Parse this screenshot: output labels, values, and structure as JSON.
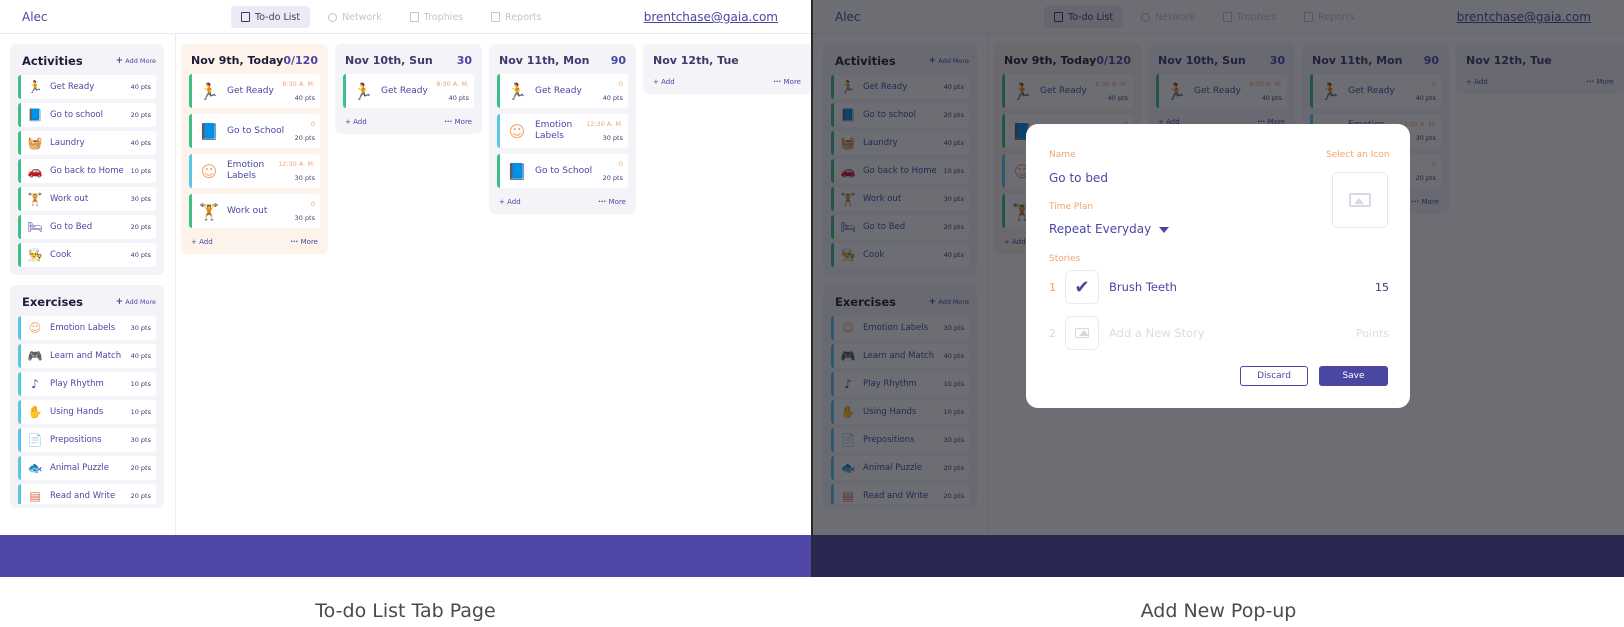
{
  "nav": {
    "user": "Alec",
    "tabs": [
      {
        "label": "To-do List",
        "active": true
      },
      {
        "label": "Network",
        "active": false
      },
      {
        "label": "Trophies",
        "active": false
      },
      {
        "label": "Reports",
        "active": false
      }
    ],
    "email": "brentchase@gaia.com"
  },
  "sidebar": {
    "add_more": "Add More",
    "activities": {
      "title": "Activities",
      "items": [
        {
          "label": "Get Ready",
          "pts": "40 pts",
          "icon": "running-person-icon",
          "bar": "#3cc08a"
        },
        {
          "label": "Go to school",
          "pts": "20 pts",
          "icon": "book-icon",
          "bar": "#3cc08a"
        },
        {
          "label": "Laundry",
          "pts": "40 pts",
          "icon": "laundry-icon",
          "bar": "#3cc08a"
        },
        {
          "label": "Go back to Home",
          "pts": "10 pts",
          "icon": "car-icon",
          "bar": "#3cc08a"
        },
        {
          "label": "Work out",
          "pts": "30 pts",
          "icon": "dumbbell-icon",
          "bar": "#3cc08a"
        },
        {
          "label": "Go to Bed",
          "pts": "20 pts",
          "icon": "bed-icon",
          "bar": "#3cc08a"
        },
        {
          "label": "Cook",
          "pts": "40 pts",
          "icon": "chef-hat-icon",
          "bar": "#3cc08a"
        }
      ]
    },
    "exercises": {
      "title": "Exercises",
      "items": [
        {
          "label": "Emotion Labels",
          "pts": "30 pts",
          "icon": "smiley-icon",
          "bar": "#5bc7e8"
        },
        {
          "label": "Learn and Match",
          "pts": "40 pts",
          "icon": "gamepad-icon",
          "bar": "#5bc7e8"
        },
        {
          "label": "Play Rhythm",
          "pts": "10 pts",
          "icon": "music-note-icon",
          "bar": "#5bc7e8"
        },
        {
          "label": "Using Hands",
          "pts": "10 pts",
          "icon": "hands-icon",
          "bar": "#5bc7e8"
        },
        {
          "label": "Prepositions",
          "pts": "30 pts",
          "icon": "document-icon",
          "bar": "#5bc7e8"
        },
        {
          "label": "Animal Puzzle",
          "pts": "20 pts",
          "icon": "fish-icon",
          "bar": "#5bc7e8"
        },
        {
          "label": "Read and Write",
          "pts": "20 pts",
          "icon": "tablet-icon",
          "bar": "#5bc7e8"
        }
      ]
    }
  },
  "days": [
    {
      "date": "Nov 9th, Today",
      "score": "0/120",
      "today": true,
      "cards": [
        {
          "label": "Get Ready",
          "time": "8:30 A. M.",
          "pts": "40 pts",
          "icon": "running-person-icon",
          "bar": "#3cc08a"
        },
        {
          "label": "Go to School",
          "time": "0",
          "pts": "20 pts",
          "icon": "book-icon",
          "bar": "#3cc08a"
        },
        {
          "label": "Emotion Labels",
          "time": "12:30 A. M.",
          "pts": "30 pts",
          "icon": "smiley-icon",
          "bar": "#5bc7e8"
        },
        {
          "label": "Work out",
          "time": "0",
          "pts": "30 pts",
          "icon": "dumbbell-icon",
          "bar": "#3cc08a"
        }
      ]
    },
    {
      "date": "Nov 10th, Sun",
      "score": "30",
      "today": false,
      "cards": [
        {
          "label": "Get Ready",
          "time": "8:30 A. M.",
          "pts": "40 pts",
          "icon": "running-person-icon",
          "bar": "#3cc08a"
        }
      ]
    },
    {
      "date": "Nov 11th, Mon",
      "score": "90",
      "today": false,
      "cards": [
        {
          "label": "Get Ready",
          "time": "0",
          "pts": "40 pts",
          "icon": "running-person-icon",
          "bar": "#3cc08a"
        },
        {
          "label": "Emotion Labels",
          "time": "12:30 A. M.",
          "pts": "30 pts",
          "icon": "smiley-icon",
          "bar": "#5bc7e8"
        },
        {
          "label": "Go to School",
          "time": "0",
          "pts": "20 pts",
          "icon": "book-icon",
          "bar": "#3cc08a"
        }
      ]
    },
    {
      "date": "Nov 12th, Tue",
      "score": "",
      "today": false,
      "cards": []
    }
  ],
  "col_actions": {
    "add": "Add",
    "more": "More"
  },
  "modal": {
    "name_label": "Name",
    "name_value": "Go to bed",
    "select_icon": "Select an Icon",
    "time_plan_label": "Time Plan",
    "time_plan_value": "Repeat Everyday",
    "stories_label": "Stories",
    "stories": [
      {
        "num": "1",
        "label": "Brush Teeth",
        "pts": "15"
      }
    ],
    "new_story": {
      "num": "2",
      "placeholder": "Add a New Story",
      "pts_placeholder": "Points"
    },
    "discard": "Discard",
    "save": "Save"
  },
  "captions": {
    "left": "To-do List Tab Page",
    "right": "Add New Pop-up"
  },
  "colors": {
    "accent": "#4a47a3",
    "footer": "#5048a8",
    "orange": "#f2a46b",
    "green_bar": "#3cc08a",
    "blue_bar": "#5bc7e8"
  }
}
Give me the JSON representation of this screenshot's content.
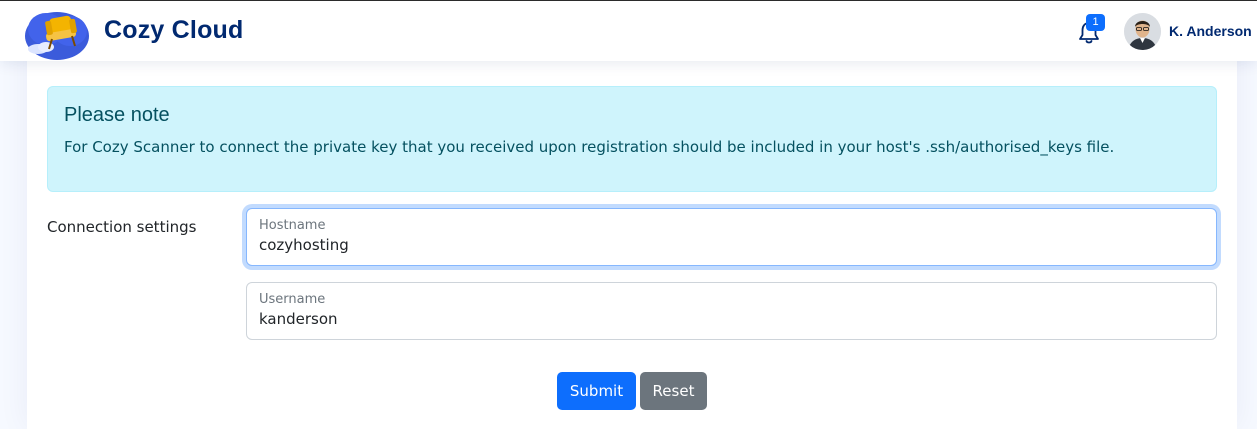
{
  "header": {
    "brand": "Cozy Cloud",
    "notifications_count": "1",
    "user_name": "K. Anderson"
  },
  "alert": {
    "heading": "Please note",
    "text": "For Cozy Scanner to connect the private key that you received upon registration should be included in your host's .ssh/authorised_keys file."
  },
  "form": {
    "section_label": "Connection settings",
    "hostname": {
      "label": "Hostname",
      "value": "cozyhosting"
    },
    "username": {
      "label": "Username",
      "value": "kanderson"
    },
    "submit_label": "Submit",
    "reset_label": "Reset"
  },
  "colors": {
    "brand": "#012970",
    "primary": "#0d6efd",
    "secondary": "#6c757d",
    "alert_bg": "#cff4fc"
  },
  "icons": [
    "cozy-logo-icon",
    "bell-icon"
  ]
}
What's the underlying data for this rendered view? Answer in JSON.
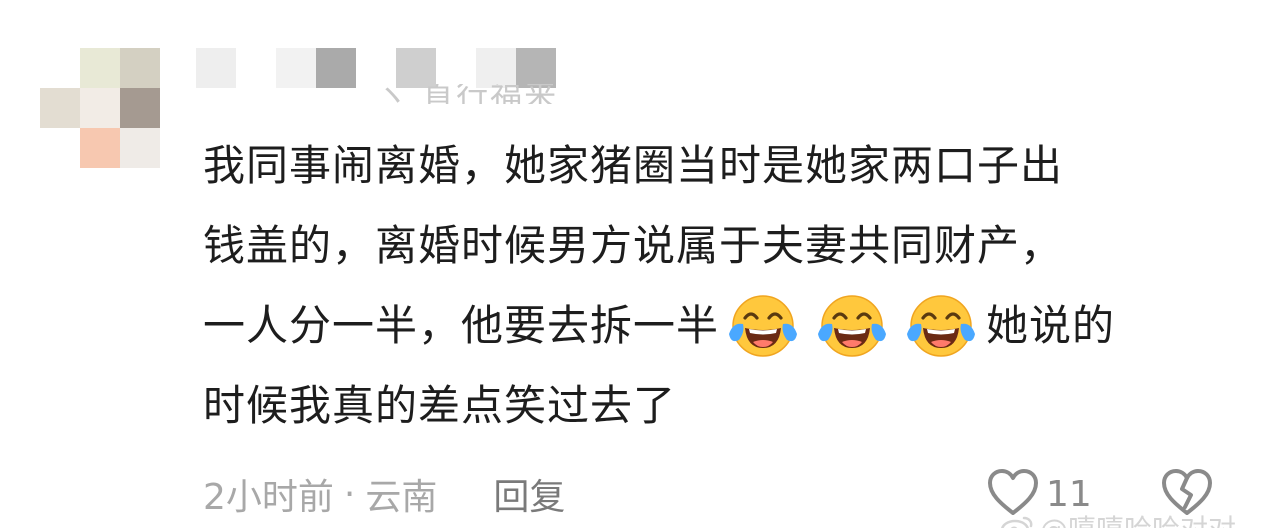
{
  "comment": {
    "lines": [
      "我同事闹离婚，她家猪圈当时是她家两口子出",
      "钱盖的，离婚时候男方说属于夫妻共同财产，",
      "一人分一半，他要去拆一半",
      "她说的",
      "时候我真的差点笑过去了"
    ],
    "emojis": [
      "tears-of-joy-icon",
      "tears-of-joy-icon",
      "tears-of-joy-icon"
    ]
  },
  "meta": {
    "time": "2小时前",
    "separator": "·",
    "location": "云南",
    "reply_label": "回复"
  },
  "likes": {
    "count": "11"
  },
  "watermark": {
    "text": "@嘻嘻哈哈对对"
  },
  "colors": {
    "text": "#1d1d1d",
    "meta": "#a8a8a8",
    "icon": "#8a8a8a",
    "emoji_face": "#ffc83d",
    "emoji_tear": "#4aa8ff"
  }
}
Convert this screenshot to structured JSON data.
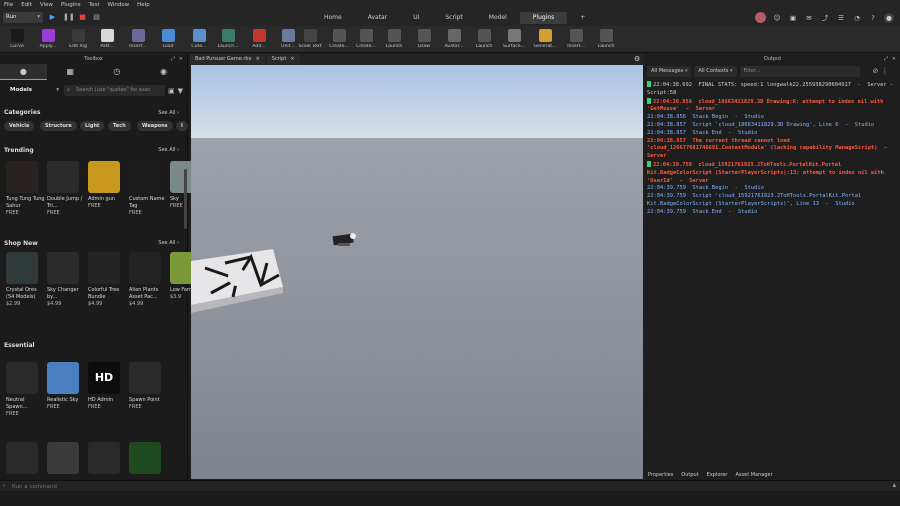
{
  "menubar": [
    "File",
    "Edit",
    "View",
    "Plugins",
    "Test",
    "Window",
    "Help"
  ],
  "run_mode": "Run",
  "nav_tabs": [
    "Home",
    "Avatar",
    "UI",
    "Script",
    "Model",
    "Plugins",
    "+"
  ],
  "ribbon": [
    {
      "label": "Curve",
      "icon": "curve-icon",
      "color": "#1b1b1b"
    },
    {
      "label": "Apply...",
      "icon": "apply-icon",
      "color": "#9b3bd8"
    },
    {
      "label": "Edit Rig",
      "icon": "edit-rig-icon",
      "color": "#3a3a3a"
    },
    {
      "label": "Patt...",
      "icon": "pattern-icon",
      "color": "#d9d9d9"
    },
    {
      "label": "Insert...",
      "icon": "insert-icon",
      "color": "#6a6a9a"
    },
    {
      "label": "Load",
      "icon": "load-icon",
      "color": "#4a8bd6"
    },
    {
      "label": "Cute...",
      "icon": "cute-icon",
      "color": "#5a8fd0"
    },
    {
      "label": "Launch...",
      "icon": "launch-icon",
      "color": "#3a7a6a"
    },
    {
      "label": "Add...",
      "icon": "add-icon",
      "color": "#c0392b"
    },
    {
      "label": "Unit...",
      "icon": "unit-icon",
      "color": "#6a7a9a"
    },
    {
      "label": "Scale Text",
      "icon": "scale-text-icon",
      "color": "#444"
    },
    {
      "label": "Create...",
      "icon": "create-icon",
      "color": "#555"
    },
    {
      "label": "Create...",
      "icon": "create-2-icon",
      "color": "#555"
    },
    {
      "label": "Launch",
      "icon": "launch-2-icon",
      "color": "#555"
    },
    {
      "label": "Draw",
      "icon": "draw-icon",
      "color": "#555"
    },
    {
      "label": "Avatar...",
      "icon": "avatar-tool-icon",
      "color": "#666"
    },
    {
      "label": "Launch",
      "icon": "launch-3-icon",
      "color": "#555"
    },
    {
      "label": "Surface...",
      "icon": "surface-icon",
      "color": "#777"
    },
    {
      "label": "Generat...",
      "icon": "generate-icon",
      "color": "#d0a030"
    },
    {
      "label": "Insert...",
      "icon": "insert-2-icon",
      "color": "#555"
    },
    {
      "label": "Launch",
      "icon": "launch-4-icon",
      "color": "#555"
    }
  ],
  "toolbox": {
    "title": "Toolbox",
    "category_select": "Models",
    "search_placeholder": "Search (use \"quotes\" for exac",
    "see_all": "See All",
    "categories_heading": "Categories",
    "chips": [
      "Vehicle",
      "Structure",
      "Light",
      "Tech",
      "Weapons",
      "I"
    ],
    "trending_heading": "Trending",
    "trending": [
      {
        "name": "Tung Tung Tung Sahur",
        "price": "FREE",
        "thumb": "#2a2220"
      },
      {
        "name": "Double Jump / Tri...",
        "price": "FREE",
        "thumb": "#2b2b2b"
      },
      {
        "name": "Admin gun",
        "price": "FREE",
        "thumb": "#c9961e"
      },
      {
        "name": "Custom Name Tag",
        "price": "FREE",
        "thumb": "#1d1d1d"
      },
      {
        "name": "Sky",
        "price": "FREE",
        "thumb": "#7a8a8a"
      }
    ],
    "shopnew_heading": "Shop New",
    "shopnew": [
      {
        "name": "Crystal Ores (54 Models)",
        "price": "$2.99",
        "thumb": "#2e3b3a"
      },
      {
        "name": "Sky Changer by...",
        "price": "$4.99",
        "thumb": "#2b2b2b"
      },
      {
        "name": "Colorful Tree Bundle",
        "price": "$4.99",
        "thumb": "#242424"
      },
      {
        "name": "Alien Plants Asset Pac...",
        "price": "$4.99",
        "thumb": "#222"
      },
      {
        "name": "Low Farm",
        "price": "$3.9",
        "thumb": "#7a9a3a"
      }
    ],
    "essential_heading": "Essential",
    "essential": [
      {
        "name": "Neutral Spawn...",
        "price": "FREE",
        "thumb": "#2a2a2a"
      },
      {
        "name": "Realistic Sky",
        "price": "FREE",
        "thumb": "#4a7fc0"
      },
      {
        "name": "HD Admin",
        "price": "FREE",
        "thumb": "#0d0d0d",
        "glyph": "HD"
      },
      {
        "name": "Spawn Point",
        "price": "FREE",
        "thumb": "#2a2a2a"
      }
    ],
    "more": [
      {
        "thumb": "#2a2a2a"
      },
      {
        "thumb": "#3a3a3a"
      },
      {
        "thumb": "#2a2a2a"
      },
      {
        "thumb": "#1f4a1f"
      }
    ]
  },
  "editor_tabs": [
    {
      "label": "Bad Pursuer Game.rbx"
    },
    {
      "label": "Script"
    }
  ],
  "output": {
    "title": "Output",
    "filter_messages": "All Messages",
    "filter_contexts": "All Contexts",
    "filter_placeholder": "Filter...",
    "lines": [
      {
        "text": "22:04:38.692  FINAL STATS: speed:1 longwalk22.255938290604917  -  Server - Script:58",
        "kind": "normal",
        "marker": true
      },
      {
        "text": "22:04:38.856  cloud_18663411829.3D Drawing:6: attempt to index nil with 'GetMouse'  -  Server",
        "kind": "err",
        "marker": true
      },
      {
        "text": "22:04:38.856  Stack Begin  -  Studio",
        "kind": "info",
        "marker": false
      },
      {
        "text": "22:04:38.857  Script 'cloud_18663411829.3D Drawing', Line 6  -  Studio",
        "kind": "info",
        "marker": false
      },
      {
        "text": "22:04:38.857  Stack End  -  Studio",
        "kind": "info",
        "marker": false
      },
      {
        "text": "22:04:38.857  The current thread cannot load 'cloud_126677681746691.ContextModule' (lacking capability ManageScript)  -  Server",
        "kind": "err",
        "marker": false
      },
      {
        "text": "22:04:39.758  cloud_15921761923.JToHTools.PortalKit.Portal Kit.BadgeColorScript (StarterPlayerScripts):13: attempt to index nil with 'UserId'  -  Server",
        "kind": "err",
        "marker": true
      },
      {
        "text": "22:04:39.759  Stack Begin  -  Studio",
        "kind": "info",
        "marker": false
      },
      {
        "text": "22:04:39.759  Script 'cloud_15921761923.JToHTools.PortalKit.Portal Kit.BadgeColorScript (StarterPlayerScripts)', Line 13  -  Studio",
        "kind": "info",
        "marker": false
      },
      {
        "text": "22:04:39.759  Stack End  -  Studio",
        "kind": "info",
        "marker": false
      }
    ],
    "bottom_tabs": [
      "Properties",
      "Output",
      "Explorer",
      "Asset Manager"
    ]
  },
  "command_bar": {
    "placeholder": "Run a command"
  }
}
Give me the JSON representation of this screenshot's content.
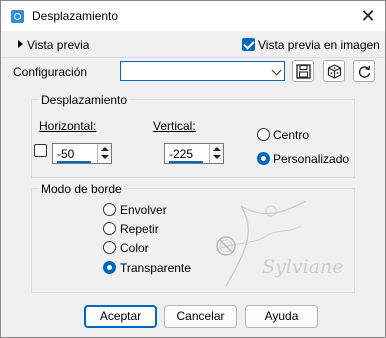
{
  "window": {
    "title": "Desplazamiento",
    "close_glyph": "✕"
  },
  "preview": {
    "label": "Vista previa",
    "live_label": "Vista previa en imagen",
    "live_checked": true
  },
  "config": {
    "label": "Configuración",
    "value": ""
  },
  "displacement": {
    "title": "Desplazamiento",
    "horizontal_label": "Horizontal:",
    "horizontal_value": "-50",
    "vertical_label": "Vertical:",
    "vertical_value": "-225",
    "link_checked": false,
    "options": [
      {
        "label": "Centro",
        "selected": false
      },
      {
        "label": "Personalizado",
        "selected": true
      }
    ]
  },
  "edge_mode": {
    "title": "Modo de borde",
    "options": [
      {
        "label": "Envolver",
        "selected": false
      },
      {
        "label": "Repetir",
        "selected": false
      },
      {
        "label": "Color",
        "selected": false
      },
      {
        "label": "Transparente",
        "selected": true
      }
    ]
  },
  "watermark_text": "Sylviane",
  "buttons": {
    "ok": "Aceptar",
    "cancel": "Cancelar",
    "help": "Ayuda"
  },
  "colors": {
    "accent": "#0067c0",
    "window_bg": "#f0f0f0"
  }
}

********************

▶ **Required work**: Scan the material above. Return every line containing the string "Asset".

▶ **Finished exercise**:
        "name": "Alien Plants Asset Pac...",
      "Asset Manager"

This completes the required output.